Go through the data below and copy it exactly, skipping every picture.

- Data listing:

────────

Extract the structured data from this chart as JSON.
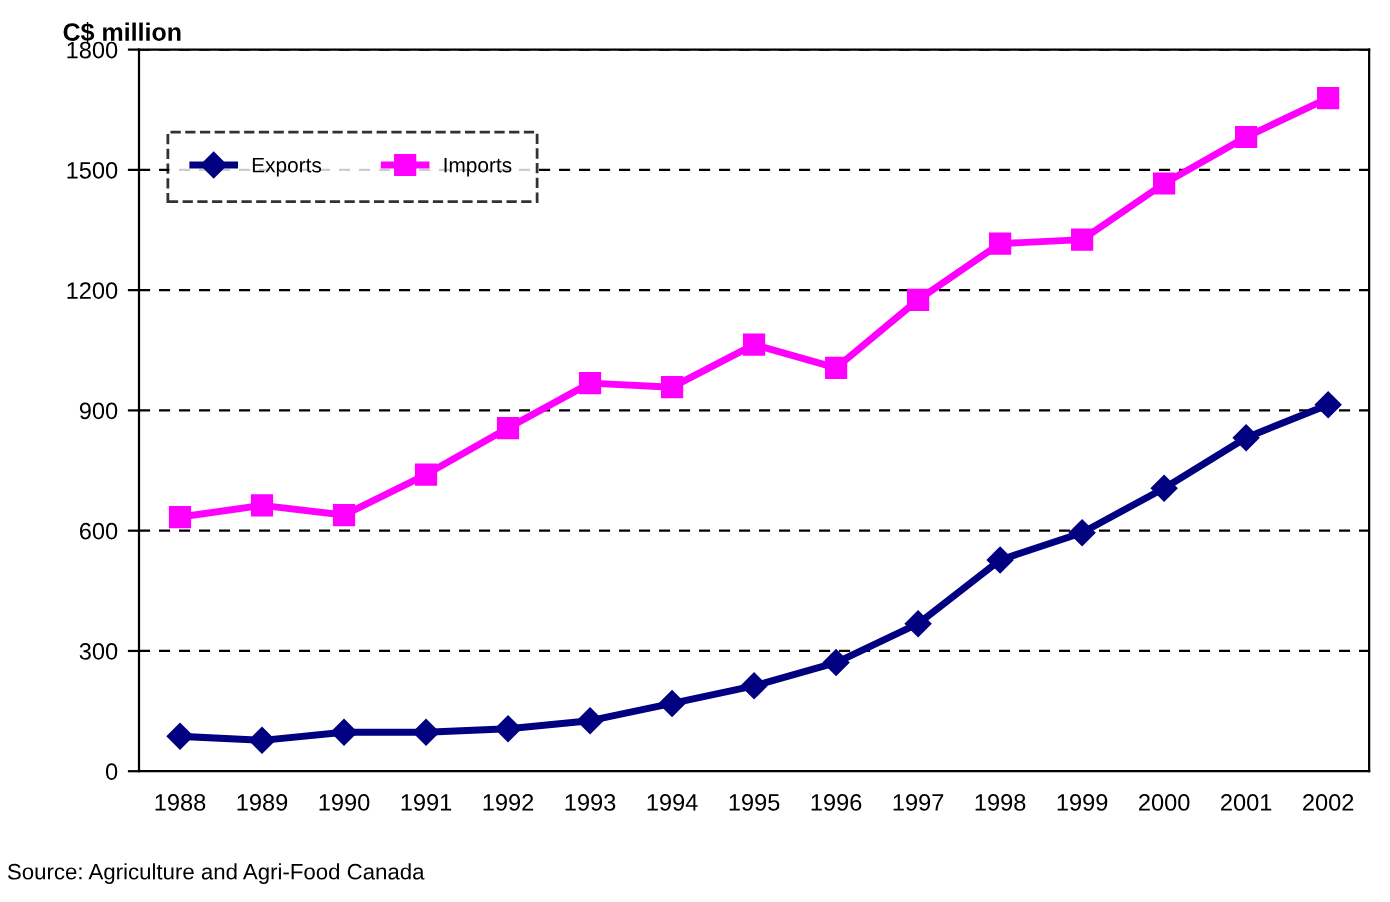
{
  "chart_data": {
    "type": "line",
    "ylabel": "C$ million",
    "categories": [
      "1988",
      "1989",
      "1990",
      "1991",
      "1992",
      "1993",
      "1994",
      "1995",
      "1996",
      "1997",
      "1998",
      "1999",
      "2000",
      "2001",
      "2002"
    ],
    "series": [
      {
        "name": "Exports",
        "color": "#000080",
        "marker": "diamond",
        "values": [
          87,
          77,
          97,
          97,
          106,
          126,
          169,
          213,
          271,
          368,
          527,
          595,
          706,
          832,
          914
        ]
      },
      {
        "name": "Imports",
        "color": "#ff00ff",
        "marker": "square",
        "values": [
          634,
          663,
          639,
          740,
          856,
          968,
          958,
          1064,
          1006,
          1176,
          1316,
          1326,
          1466,
          1582,
          1679
        ]
      }
    ],
    "ylim": [
      0,
      1800
    ],
    "yticks": [
      0,
      300,
      600,
      900,
      1200,
      1500,
      1800
    ],
    "grid": "y",
    "legend": "top left",
    "line_style": "solid",
    "annotations": [
      "Source: Agriculture and Agri-Food Canada"
    ]
  }
}
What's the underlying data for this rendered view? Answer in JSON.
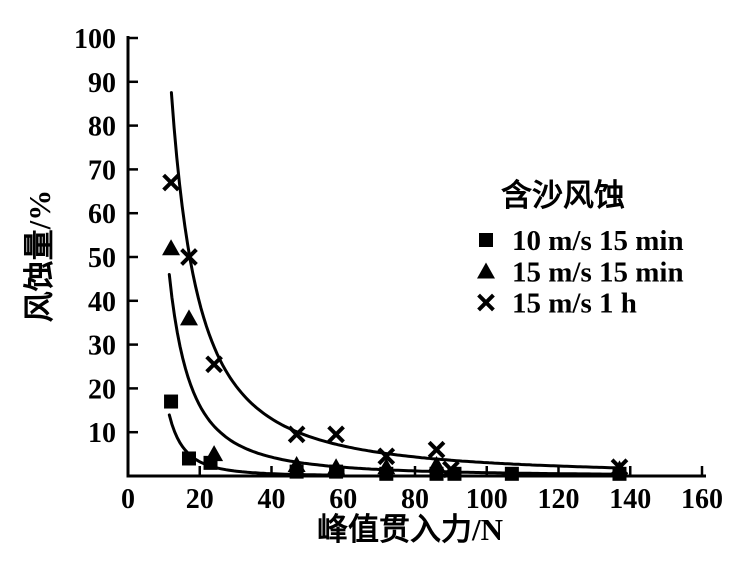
{
  "figure": {
    "background": "#ffffff",
    "ink": "#000000"
  },
  "chart_data": {
    "type": "scatter",
    "title": "",
    "xlabel": "峰值贯入力/N",
    "ylabel": "风蚀量/%",
    "xlim": [
      0,
      160
    ],
    "ylim": [
      0,
      100
    ],
    "xticks": [
      0,
      20,
      40,
      60,
      80,
      100,
      120,
      140,
      160
    ],
    "yticks": [
      10,
      20,
      30,
      40,
      50,
      60,
      70,
      80,
      90,
      100
    ],
    "grid": false,
    "legend": {
      "title": "含沙风蚀",
      "position": "inside-upper-right",
      "entries": [
        {
          "marker": "square",
          "label": "10 m/s 15 min"
        },
        {
          "marker": "triangle",
          "label": "15 m/s 15 min"
        },
        {
          "marker": "x",
          "label": "15 m/s 1 h"
        }
      ]
    },
    "series": [
      {
        "name": "10 m/s 15 min",
        "marker": "square",
        "points": [
          [
            12,
            17
          ],
          [
            17,
            4
          ],
          [
            23,
            3
          ],
          [
            47,
            1
          ],
          [
            58,
            1
          ],
          [
            72,
            0.5
          ],
          [
            86,
            0.5
          ],
          [
            91,
            0.5
          ],
          [
            107,
            0.5
          ],
          [
            137,
            0.5
          ]
        ]
      },
      {
        "name": "15 m/s 15 min",
        "marker": "triangle",
        "points": [
          [
            12,
            52
          ],
          [
            17,
            36
          ],
          [
            24,
            5
          ],
          [
            47,
            2.5
          ],
          [
            58,
            2
          ],
          [
            72,
            2
          ],
          [
            86,
            2.5
          ],
          [
            137,
            1.5
          ]
        ]
      },
      {
        "name": "15 m/s 1 h",
        "marker": "x",
        "points": [
          [
            12,
            67
          ],
          [
            17,
            50
          ],
          [
            24,
            25.5
          ],
          [
            47,
            9.5
          ],
          [
            58,
            9.5
          ],
          [
            72,
            4.5
          ],
          [
            86,
            6
          ],
          [
            90,
            1.5
          ],
          [
            137,
            2
          ]
        ]
      }
    ],
    "fitted_curves": [
      {
        "series": "15 m/s 1 h",
        "model": "power",
        "k": 4611,
        "b": 1.59,
        "x_start": 12.1,
        "x_end": 138
      },
      {
        "series": "15 m/s 15 min",
        "model": "power",
        "k": 4766,
        "b": 1.9,
        "x_start": 11.5,
        "x_end": 138
      },
      {
        "series": "10 m/s 15 min",
        "model": "power",
        "k": 8600,
        "b": 2.63,
        "x_start": 11.5,
        "x_end": 58
      }
    ]
  }
}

────────

- Exercise result:
Extract the structured data from this chart as JSON.
{
  "chart_data": {
    "type": "line",
    "ylabel": "C$ million",
    "categories": [
      "1988",
      "1989",
      "1990",
      "1991",
      "1992",
      "1993",
      "1994",
      "1995",
      "1996",
      "1997",
      "1998",
      "1999",
      "2000",
      "2001",
      "2002"
    ],
    "series": [
      {
        "name": "Exports",
        "color": "#000080",
        "marker": "diamond",
        "values": [
          87,
          77,
          97,
          97,
          106,
          126,
          169,
          213,
          271,
          368,
          527,
          595,
          706,
          832,
          914
        ]
      },
      {
        "name": "Imports",
        "color": "#ff00ff",
        "marker": "square",
        "values": [
          634,
          663,
          639,
          740,
          856,
          968,
          958,
          1064,
          1006,
          1176,
          1316,
          1326,
          1466,
          1582,
          1679
        ]
      }
    ],
    "ylim": [
      0,
      1800
    ],
    "yticks": [
      0,
      300,
      600,
      900,
      1200,
      1500,
      1800
    ],
    "grid": "y",
    "legend": "top left",
    "line_style": "solid",
    "annotations": [
      "Source: Agriculture and Agri-Food Canada"
    ]
  }
}
What's the underlying data for this rendered view? Answer in JSON.
{
  "figure": {
    "background": "#ffffff",
    "ink": "#000000"
  },
  "chart_data": {
    "type": "scatter",
    "title": "",
    "xlabel": "峰值贯入力/N",
    "ylabel": "风蚀量/%",
    "xlim": [
      0,
      160
    ],
    "ylim": [
      0,
      100
    ],
    "xticks": [
      0,
      20,
      40,
      60,
      80,
      100,
      120,
      140,
      160
    ],
    "yticks": [
      10,
      20,
      30,
      40,
      50,
      60,
      70,
      80,
      90,
      100
    ],
    "grid": false,
    "legend": {
      "title": "含沙风蚀",
      "position": "inside-upper-right",
      "entries": [
        {
          "marker": "square",
          "label": "10 m/s 15 min"
        },
        {
          "marker": "triangle",
          "label": "15 m/s 15 min"
        },
        {
          "marker": "x",
          "label": "15 m/s 1 h"
        }
      ]
    },
    "series": [
      {
        "name": "10 m/s 15 min",
        "marker": "square",
        "points": [
          [
            12,
            17
          ],
          [
            17,
            4
          ],
          [
            23,
            3
          ],
          [
            47,
            1
          ],
          [
            58,
            1
          ],
          [
            72,
            0.5
          ],
          [
            86,
            0.5
          ],
          [
            91,
            0.5
          ],
          [
            107,
            0.5
          ],
          [
            137,
            0.5
          ]
        ]
      },
      {
        "name": "15 m/s 15 min",
        "marker": "triangle",
        "points": [
          [
            12,
            52
          ],
          [
            17,
            36
          ],
          [
            24,
            5
          ],
          [
            47,
            2.5
          ],
          [
            58,
            2
          ],
          [
            72,
            2
          ],
          [
            86,
            2.5
          ],
          [
            137,
            1.5
          ]
        ]
      },
      {
        "name": "15 m/s 1 h",
        "marker": "x",
        "points": [
          [
            12,
            67
          ],
          [
            17,
            50
          ],
          [
            24,
            25.5
          ],
          [
            47,
            9.5
          ],
          [
            58,
            9.5
          ],
          [
            72,
            4.5
          ],
          [
            86,
            6
          ],
          [
            90,
            1.5
          ],
          [
            137,
            2
          ]
        ]
      }
    ],
    "fitted_curves": [
      {
        "series": "15 m/s 1 h",
        "model": "power",
        "k": 4611,
        "b": 1.59,
        "x_start": 12.1,
        "x_end": 138
      },
      {
        "series": "15 m/s 15 min",
        "model": "power",
        "k": 4766,
        "b": 1.9,
        "x_start": 11.5,
        "x_end": 138
      },
      {
        "series": "10 m/s 15 min",
        "model": "power",
        "k": 8600,
        "b": 2.63,
        "x_start": 11.5,
        "x_end": 58
      }
    ]
  }
}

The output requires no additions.